Copy out every line of the records below word for word, keeping each line exactly as it appears.
• • • • •
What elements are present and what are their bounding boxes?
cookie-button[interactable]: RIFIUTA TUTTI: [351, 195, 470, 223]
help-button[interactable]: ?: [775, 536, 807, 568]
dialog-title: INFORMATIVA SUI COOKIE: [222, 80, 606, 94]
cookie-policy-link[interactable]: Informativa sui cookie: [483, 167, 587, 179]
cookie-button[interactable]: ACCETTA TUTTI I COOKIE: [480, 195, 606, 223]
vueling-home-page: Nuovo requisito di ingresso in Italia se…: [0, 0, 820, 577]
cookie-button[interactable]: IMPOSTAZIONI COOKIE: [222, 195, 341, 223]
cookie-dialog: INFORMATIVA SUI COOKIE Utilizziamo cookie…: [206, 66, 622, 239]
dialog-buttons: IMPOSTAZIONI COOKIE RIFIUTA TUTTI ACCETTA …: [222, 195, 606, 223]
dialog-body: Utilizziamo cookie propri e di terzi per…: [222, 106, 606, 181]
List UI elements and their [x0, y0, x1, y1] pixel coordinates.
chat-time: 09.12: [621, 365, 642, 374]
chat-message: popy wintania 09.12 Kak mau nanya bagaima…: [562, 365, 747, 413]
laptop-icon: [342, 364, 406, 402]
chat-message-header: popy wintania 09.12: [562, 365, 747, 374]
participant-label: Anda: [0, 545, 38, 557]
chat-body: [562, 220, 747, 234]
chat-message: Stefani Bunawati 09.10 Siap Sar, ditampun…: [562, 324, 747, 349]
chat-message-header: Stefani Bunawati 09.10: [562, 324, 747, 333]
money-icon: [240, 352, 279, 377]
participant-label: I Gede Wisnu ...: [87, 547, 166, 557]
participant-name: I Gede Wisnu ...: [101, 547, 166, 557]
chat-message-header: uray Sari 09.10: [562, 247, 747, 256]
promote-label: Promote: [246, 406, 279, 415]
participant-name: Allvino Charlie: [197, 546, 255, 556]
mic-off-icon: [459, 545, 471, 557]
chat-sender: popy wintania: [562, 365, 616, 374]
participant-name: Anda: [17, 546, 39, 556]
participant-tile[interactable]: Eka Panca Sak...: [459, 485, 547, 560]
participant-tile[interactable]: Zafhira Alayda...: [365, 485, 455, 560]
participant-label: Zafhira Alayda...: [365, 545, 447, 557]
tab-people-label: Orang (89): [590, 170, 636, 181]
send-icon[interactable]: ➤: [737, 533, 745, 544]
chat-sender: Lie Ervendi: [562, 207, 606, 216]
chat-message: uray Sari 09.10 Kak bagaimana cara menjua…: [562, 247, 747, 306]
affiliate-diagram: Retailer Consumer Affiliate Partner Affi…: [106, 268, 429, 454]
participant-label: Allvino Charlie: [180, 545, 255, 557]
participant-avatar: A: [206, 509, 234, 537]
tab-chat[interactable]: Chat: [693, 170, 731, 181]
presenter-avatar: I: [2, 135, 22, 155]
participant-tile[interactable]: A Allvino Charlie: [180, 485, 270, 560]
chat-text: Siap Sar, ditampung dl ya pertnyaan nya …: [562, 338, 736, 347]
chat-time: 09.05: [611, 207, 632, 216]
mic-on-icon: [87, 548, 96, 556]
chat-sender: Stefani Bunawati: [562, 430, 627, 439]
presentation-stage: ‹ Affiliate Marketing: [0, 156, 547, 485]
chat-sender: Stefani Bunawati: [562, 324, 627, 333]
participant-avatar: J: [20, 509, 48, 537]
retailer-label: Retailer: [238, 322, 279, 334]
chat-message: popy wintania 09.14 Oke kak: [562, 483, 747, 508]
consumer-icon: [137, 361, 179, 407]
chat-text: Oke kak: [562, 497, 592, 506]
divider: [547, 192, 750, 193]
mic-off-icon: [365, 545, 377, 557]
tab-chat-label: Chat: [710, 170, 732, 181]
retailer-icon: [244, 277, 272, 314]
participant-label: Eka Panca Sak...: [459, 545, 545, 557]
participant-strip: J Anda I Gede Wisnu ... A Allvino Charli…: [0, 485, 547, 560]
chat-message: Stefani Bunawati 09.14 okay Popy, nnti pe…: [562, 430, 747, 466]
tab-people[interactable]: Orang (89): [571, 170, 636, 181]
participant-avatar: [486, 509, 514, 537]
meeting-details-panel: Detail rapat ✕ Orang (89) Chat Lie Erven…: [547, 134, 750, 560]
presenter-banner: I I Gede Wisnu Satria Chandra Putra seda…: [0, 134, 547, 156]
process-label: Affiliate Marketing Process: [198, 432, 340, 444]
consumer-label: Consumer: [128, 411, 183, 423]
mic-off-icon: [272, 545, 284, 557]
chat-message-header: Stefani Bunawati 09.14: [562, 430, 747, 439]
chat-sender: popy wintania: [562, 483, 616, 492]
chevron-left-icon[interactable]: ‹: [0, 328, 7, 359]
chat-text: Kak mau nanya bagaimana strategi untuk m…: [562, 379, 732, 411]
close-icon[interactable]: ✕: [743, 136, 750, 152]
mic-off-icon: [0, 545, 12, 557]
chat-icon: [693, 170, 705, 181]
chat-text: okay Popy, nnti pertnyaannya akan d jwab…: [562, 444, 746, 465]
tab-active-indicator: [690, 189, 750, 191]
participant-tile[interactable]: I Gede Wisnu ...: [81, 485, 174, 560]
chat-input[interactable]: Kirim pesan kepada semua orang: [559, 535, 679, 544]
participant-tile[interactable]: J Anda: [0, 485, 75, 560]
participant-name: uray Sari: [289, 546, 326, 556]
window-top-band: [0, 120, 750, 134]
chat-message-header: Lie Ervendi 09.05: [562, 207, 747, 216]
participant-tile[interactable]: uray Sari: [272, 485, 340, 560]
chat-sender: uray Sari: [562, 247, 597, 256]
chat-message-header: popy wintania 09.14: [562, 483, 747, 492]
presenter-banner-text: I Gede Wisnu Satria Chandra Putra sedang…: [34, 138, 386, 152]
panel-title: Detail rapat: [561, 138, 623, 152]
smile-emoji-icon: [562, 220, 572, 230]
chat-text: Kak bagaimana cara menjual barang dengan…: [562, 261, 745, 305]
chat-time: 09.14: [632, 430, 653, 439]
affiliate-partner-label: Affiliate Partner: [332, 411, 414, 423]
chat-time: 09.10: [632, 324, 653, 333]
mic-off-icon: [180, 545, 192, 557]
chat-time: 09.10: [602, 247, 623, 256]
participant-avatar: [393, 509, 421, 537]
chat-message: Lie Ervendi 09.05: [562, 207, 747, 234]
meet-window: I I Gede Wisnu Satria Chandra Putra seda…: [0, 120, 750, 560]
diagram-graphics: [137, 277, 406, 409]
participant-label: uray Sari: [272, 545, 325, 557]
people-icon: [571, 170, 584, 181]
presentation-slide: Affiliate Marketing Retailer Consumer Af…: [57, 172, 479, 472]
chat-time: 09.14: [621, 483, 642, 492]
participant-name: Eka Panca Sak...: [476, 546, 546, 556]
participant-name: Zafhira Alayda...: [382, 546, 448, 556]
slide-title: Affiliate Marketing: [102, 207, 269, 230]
• • • • •
EXERCISE OUTPUT:
What elements are present and what are their bounding boxes?
cookie-button[interactable]: RIFIUTA TUTTI: [351, 195, 470, 223]
help-button[interactable]: ?: [775, 536, 807, 568]
dialog-title: INFORMATIVA SUI COOKIE: [222, 80, 606, 94]
cookie-policy-link[interactable]: Informativa sui cookie: [483, 167, 587, 179]
cookie-button[interactable]: ACCETTA TUTTI I COOKIE: [480, 195, 606, 223]
vueling-home-page: Nuovo requisito di ingresso in Italia se…: [0, 0, 820, 577]
cookie-button[interactable]: IMPOSTAZIONI COOKIE: [222, 195, 341, 223]
cookie-dialog: INFORMATIVA SUI COOKIE Utilizziamo cookie…: [206, 66, 622, 239]
dialog-buttons: IMPOSTAZIONI COOKIE RIFIUTA TUTTI ACCETTA …: [222, 195, 606, 223]
dialog-body: Utilizziamo cookie propri e di terzi per…: [222, 106, 606, 181]
List UI elements and their [x0, y0, x1, y1] pixel coordinates.
chat-time: 09.12: [621, 365, 642, 374]
chat-message: popy wintania 09.12 Kak mau nanya bagaima…: [562, 365, 747, 413]
laptop-icon: [342, 364, 406, 402]
chat-message-header: popy wintania 09.12: [562, 365, 747, 374]
participant-label: Anda: [0, 545, 38, 557]
chat-body: [562, 220, 747, 234]
chat-message: Stefani Bunawati 09.10 Siap Sar, ditampun…: [562, 324, 747, 349]
chat-message-header: Stefani Bunawati 09.10: [562, 324, 747, 333]
money-icon: [240, 352, 279, 377]
participant-label: I Gede Wisnu ...: [87, 547, 166, 557]
participant-name: I Gede Wisnu ...: [101, 547, 166, 557]
chat-message-header: uray Sari 09.10: [562, 247, 747, 256]
promote-label: Promote: [246, 406, 279, 415]
participant-name: Allvino Charlie: [197, 546, 255, 556]
mic-off-icon: [459, 545, 471, 557]
chat-sender: popy wintania: [562, 365, 616, 374]
participant-name: Anda: [17, 546, 39, 556]
participant-tile[interactable]: Eka Panca Sak...: [459, 485, 547, 560]
participant-tile[interactable]: Zafhira Alayda...: [365, 485, 455, 560]
participant-label: Zafhira Alayda...: [365, 545, 447, 557]
tab-people-label: Orang (89): [590, 170, 636, 181]
send-icon[interactable]: ➤: [737, 533, 745, 544]
chat-sender: Lie Ervendi: [562, 207, 606, 216]
chat-message: uray Sari 09.10 Kak bagaimana cara menjua…: [562, 247, 747, 306]
affiliate-diagram: Retailer Consumer Affiliate Partner Affi…: [106, 268, 429, 454]
participant-label: Allvino Charlie: [180, 545, 255, 557]
participant-avatar: A: [206, 509, 234, 537]
tab-chat[interactable]: Chat: [693, 170, 731, 181]
presenter-avatar: I: [2, 135, 22, 155]
participant-tile[interactable]: A Allvino Charlie: [180, 485, 270, 560]
chat-text: Siap Sar, ditampung dl ya pertnyaan nya …: [562, 338, 736, 347]
chat-time: 09.05: [611, 207, 632, 216]
mic-on-icon: [87, 548, 96, 556]
chat-sender: Stefani Bunawati: [562, 430, 627, 439]
presentation-stage: ‹ Affiliate Marketing: [0, 156, 547, 485]
chat-sender: Stefani Bunawati: [562, 324, 627, 333]
participant-avatar: J: [20, 509, 48, 537]
retailer-label: Retailer: [238, 322, 279, 334]
chat-message: popy wintania 09.14 Oke kak: [562, 483, 747, 508]
consumer-icon: [137, 361, 179, 407]
chat-text: Oke kak: [562, 497, 592, 506]
divider: [547, 192, 750, 193]
mic-off-icon: [365, 545, 377, 557]
tab-chat-label: Chat: [710, 170, 732, 181]
retailer-icon: [244, 277, 272, 314]
participant-label: Eka Panca Sak...: [459, 545, 545, 557]
participant-strip: J Anda I Gede Wisnu ... A Allvino Charli…: [0, 485, 547, 560]
chat-message: Stefani Bunawati 09.14 okay Popy, nnti pe…: [562, 430, 747, 466]
tab-people[interactable]: Orang (89): [571, 170, 636, 181]
participant-avatar: [486, 509, 514, 537]
meeting-details-panel: Detail rapat ✕ Orang (89) Chat Lie Erven…: [547, 134, 750, 560]
presenter-banner: I I Gede Wisnu Satria Chandra Putra seda…: [0, 134, 547, 156]
process-label: Affiliate Marketing Process: [198, 432, 340, 444]
consumer-label: Consumer: [128, 411, 183, 423]
mic-off-icon: [272, 545, 284, 557]
chat-message-header: Stefani Bunawati 09.14: [562, 430, 747, 439]
chat-sender: popy wintania: [562, 483, 616, 492]
chevron-left-icon[interactable]: ‹: [0, 328, 7, 359]
chat-text: Kak mau nanya bagaimana strategi untuk m…: [562, 379, 732, 411]
close-icon[interactable]: ✕: [743, 136, 750, 152]
mic-off-icon: [0, 545, 12, 557]
chat-icon: [693, 170, 705, 181]
chat-text: okay Popy, nnti pertnyaannya akan d jwab…: [562, 444, 746, 465]
tab-active-indicator: [690, 189, 750, 191]
participant-tile[interactable]: I Gede Wisnu ...: [81, 485, 174, 560]
chat-input[interactable]: Kirim pesan kepada semua orang: [559, 535, 679, 544]
participant-tile[interactable]: J Anda: [0, 485, 75, 560]
participant-name: uray Sari: [289, 546, 326, 556]
window-top-band: [0, 120, 750, 134]
chat-message-header: Lie Ervendi 09.05: [562, 207, 747, 216]
participant-tile[interactable]: uray Sari: [272, 485, 340, 560]
chat-sender: uray Sari: [562, 247, 597, 256]
chat-message-header: popy wintania 09.14: [562, 483, 747, 492]
presenter-banner-text: I Gede Wisnu Satria Chandra Putra sedang…: [34, 138, 386, 152]
panel-title: Detail rapat: [561, 138, 623, 152]
smile-emoji-icon: [562, 220, 572, 230]
chat-text: Kak bagaimana cara menjual barang dengan…: [562, 261, 745, 305]
chat-time: 09.14: [632, 430, 653, 439]
affiliate-partner-label: Affiliate Partner: [332, 411, 414, 423]
chat-time: 09.10: [632, 324, 653, 333]
mic-off-icon: [180, 545, 192, 557]
chat-time: 09.10: [602, 247, 623, 256]
participant-avatar: [393, 509, 421, 537]
chat-message: Lie Ervendi 09.05: [562, 207, 747, 234]
meet-window: I I Gede Wisnu Satria Chandra Putra seda…: [0, 120, 750, 560]
diagram-graphics: [137, 277, 406, 409]
participant-label: uray Sari: [272, 545, 325, 557]
people-icon: [571, 170, 584, 181]
presentation-slide: Affiliate Marketing Retailer Consumer Af…: [57, 172, 479, 472]
chat-time: 09.14: [621, 483, 642, 492]
participant-name: Eka Panca Sak...: [476, 546, 546, 556]
participant-name: Zafhira Alayda...: [382, 546, 448, 556]
slide-title: Affiliate Marketing: [102, 207, 269, 230]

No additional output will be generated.